STATED GOAL:
Copy out every line from the one containing "List UI elements" down to the one containing "series-line-300: [68, 153, 356, 368]", both included, and leave the pictures out of your answer.

AVAILABLE DATA:
════════

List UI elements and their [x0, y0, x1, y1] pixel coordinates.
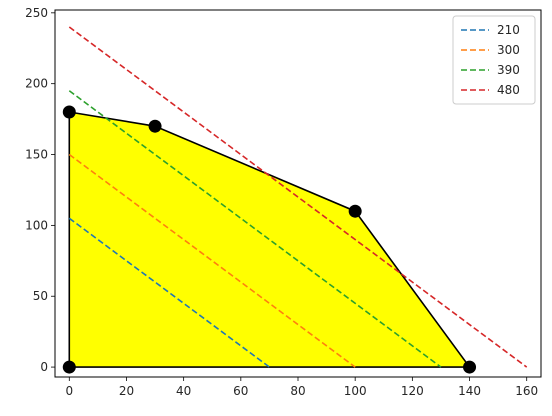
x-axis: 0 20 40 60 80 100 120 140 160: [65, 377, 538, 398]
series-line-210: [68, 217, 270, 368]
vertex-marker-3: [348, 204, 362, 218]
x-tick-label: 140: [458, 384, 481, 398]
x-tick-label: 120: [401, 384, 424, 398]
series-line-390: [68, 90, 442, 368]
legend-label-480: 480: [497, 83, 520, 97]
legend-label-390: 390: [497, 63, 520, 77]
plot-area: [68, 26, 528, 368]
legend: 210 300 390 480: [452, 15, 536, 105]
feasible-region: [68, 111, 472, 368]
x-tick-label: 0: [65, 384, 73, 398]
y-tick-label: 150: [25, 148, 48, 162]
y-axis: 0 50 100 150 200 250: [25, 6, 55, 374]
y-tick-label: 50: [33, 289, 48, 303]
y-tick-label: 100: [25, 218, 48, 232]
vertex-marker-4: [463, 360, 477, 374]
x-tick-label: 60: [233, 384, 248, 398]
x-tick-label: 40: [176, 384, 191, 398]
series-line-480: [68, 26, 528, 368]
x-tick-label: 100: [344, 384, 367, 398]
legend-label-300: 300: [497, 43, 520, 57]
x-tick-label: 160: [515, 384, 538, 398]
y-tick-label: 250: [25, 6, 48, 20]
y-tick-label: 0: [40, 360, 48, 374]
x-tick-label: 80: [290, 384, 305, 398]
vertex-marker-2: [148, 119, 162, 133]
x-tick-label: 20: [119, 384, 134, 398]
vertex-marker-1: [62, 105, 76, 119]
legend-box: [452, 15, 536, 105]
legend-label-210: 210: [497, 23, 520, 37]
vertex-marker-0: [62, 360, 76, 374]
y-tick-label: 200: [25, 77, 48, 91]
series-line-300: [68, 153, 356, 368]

════════

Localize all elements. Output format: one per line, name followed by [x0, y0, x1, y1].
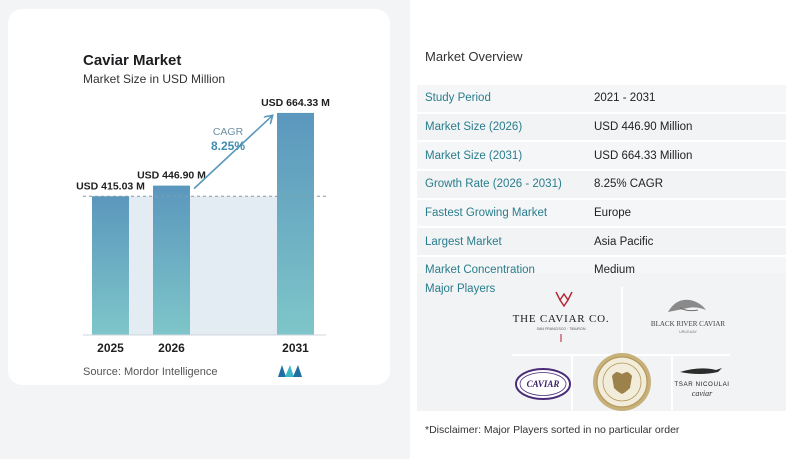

════════

OUTPUT FOR THIS TASK:
List UI elements and their [x0, y0, x1, y1] pixel coordinates.
x-axis: 0 20 40 60 80 100 120 140 160: [65, 377, 538, 398]
series-line-210: [68, 217, 270, 368]
vertex-marker-3: [348, 204, 362, 218]
x-tick-label: 140: [458, 384, 481, 398]
x-tick-label: 120: [401, 384, 424, 398]
series-line-390: [68, 90, 442, 368]
legend-label-480: 480: [497, 83, 520, 97]
legend-label-390: 390: [497, 63, 520, 77]
plot-area: [68, 26, 528, 368]
legend: 210 300 390 480: [452, 15, 536, 105]
feasible-region: [68, 111, 472, 368]
x-tick-label: 0: [65, 384, 73, 398]
y-tick-label: 150: [25, 148, 48, 162]
y-axis: 0 50 100 150 200 250: [25, 6, 55, 374]
y-tick-label: 50: [33, 289, 48, 303]
y-tick-label: 100: [25, 218, 48, 232]
vertex-marker-4: [463, 360, 477, 374]
x-tick-label: 60: [233, 384, 248, 398]
x-tick-label: 40: [176, 384, 191, 398]
series-line-480: [68, 26, 528, 368]
x-tick-label: 100: [344, 384, 367, 398]
legend-label-300: 300: [497, 43, 520, 57]
x-tick-label: 160: [515, 384, 538, 398]
y-tick-label: 250: [25, 6, 48, 20]
y-tick-label: 0: [40, 360, 48, 374]
x-tick-label: 80: [290, 384, 305, 398]
vertex-marker-2: [148, 119, 162, 133]
x-tick-label: 20: [119, 384, 134, 398]
vertex-marker-1: [62, 105, 76, 119]
legend-box: [452, 15, 536, 105]
legend-label-210: 210: [497, 23, 520, 37]
vertex-marker-0: [62, 360, 76, 374]
y-tick-label: 200: [25, 77, 48, 91]
series-line-300: [68, 153, 356, 368]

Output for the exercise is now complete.